*PROBLEM DESCRIPTION*
Set down each entry exactly as given; pictures should not appear in the copy.

╭──

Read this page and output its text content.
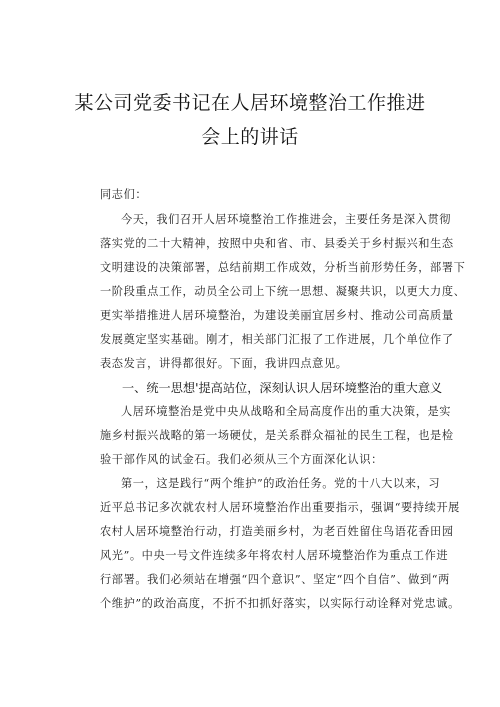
某公司党委书记在人居环境整治工作推进
会上的讲话
同志们：
今天，我们召开人居环境整治工作推进会，主要任务是深入贯彻
落实党的二十大精神，按照中央和省、市、县委关于乡村振兴和生态
文明建设的决策部署，总结前期工作成效，分析当前形势任务，部署下
一阶段重点工作，动员全公司上下统一思想、凝聚共识，以更大力度、
更实举措推进人居环境整治，为建设美丽宜居乡村、推动公司高质量
发展奠定坚实基础。刚才，相关部门汇报了工作进展，几个单位作了
表态发言，讲得都很好。下面，我讲四点意见。
一、统一思想'提高站位，深刻认识人居环境整治的重大意义
人居环境整治是党中央从战略和全局高度作出的重大决策，是实
施乡村振兴战略的第一场硬仗，是关系群众福祉的民生工程，也是检
验干部作风的试金石。我们必须从三个方面深化认识：
第一，这是践行“两个维护”的政治任务。党的十八大以来，习
近平总书记多次就农村人居环境整治作出重要指示，强调“要持续开展
农村人居环境整治行动，打造美丽乡村，为老百姓留住鸟语花香田园
风光”。中央一号文件连续多年将农村人居环境整治作为重点工作进
行部署。我们必须站在增强“四个意识”、坚定“四个自信”、做到“两
个维护”的政治高度，不折不扣抓好落实，以实际行动诠释对党忠诚。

╰──

*RESPONSE TO THE EXERCISE*
Read this page and output its text content.
某公司党委书记在人居环境整治工作推进
会上的讲话
同志们：
今天，我们召开人居环境整治工作推进会，主要任务是深入贯彻
落实党的二十大精神，按照中央和省、市、县委关于乡村振兴和生态
文明建设的决策部署，总结前期工作成效，分析当前形势任务，部署下
一阶段重点工作，动员全公司上下统一思想、凝聚共识，以更大力度、
更实举措推进人居环境整治，为建设美丽宜居乡村、推动公司高质量
发展奠定坚实基础。刚才，相关部门汇报了工作进展，几个单位作了
表态发言，讲得都很好。下面，我讲四点意见。
一、统一思想'提高站位，深刻认识人居环境整治的重大意义
人居环境整治是党中央从战略和全局高度作出的重大决策，是实
施乡村振兴战略的第一场硬仗，是关系群众福祉的民生工程，也是检
验干部作风的试金石。我们必须从三个方面深化认识：
第一，这是践行“两个维护”的政治任务。党的十八大以来，习
近平总书记多次就农村人居环境整治作出重要指示，强调“要持续开展
农村人居环境整治行动，打造美丽乡村，为老百姓留住鸟语花香田园
风光”。中央一号文件连续多年将农村人居环境整治作为重点工作进
行部署。我们必须站在增强“四个意识”、坚定“四个自信”、做到“两
个维护”的政治高度，不折不扣抓好落实，以实际行动诠释对党忠诚。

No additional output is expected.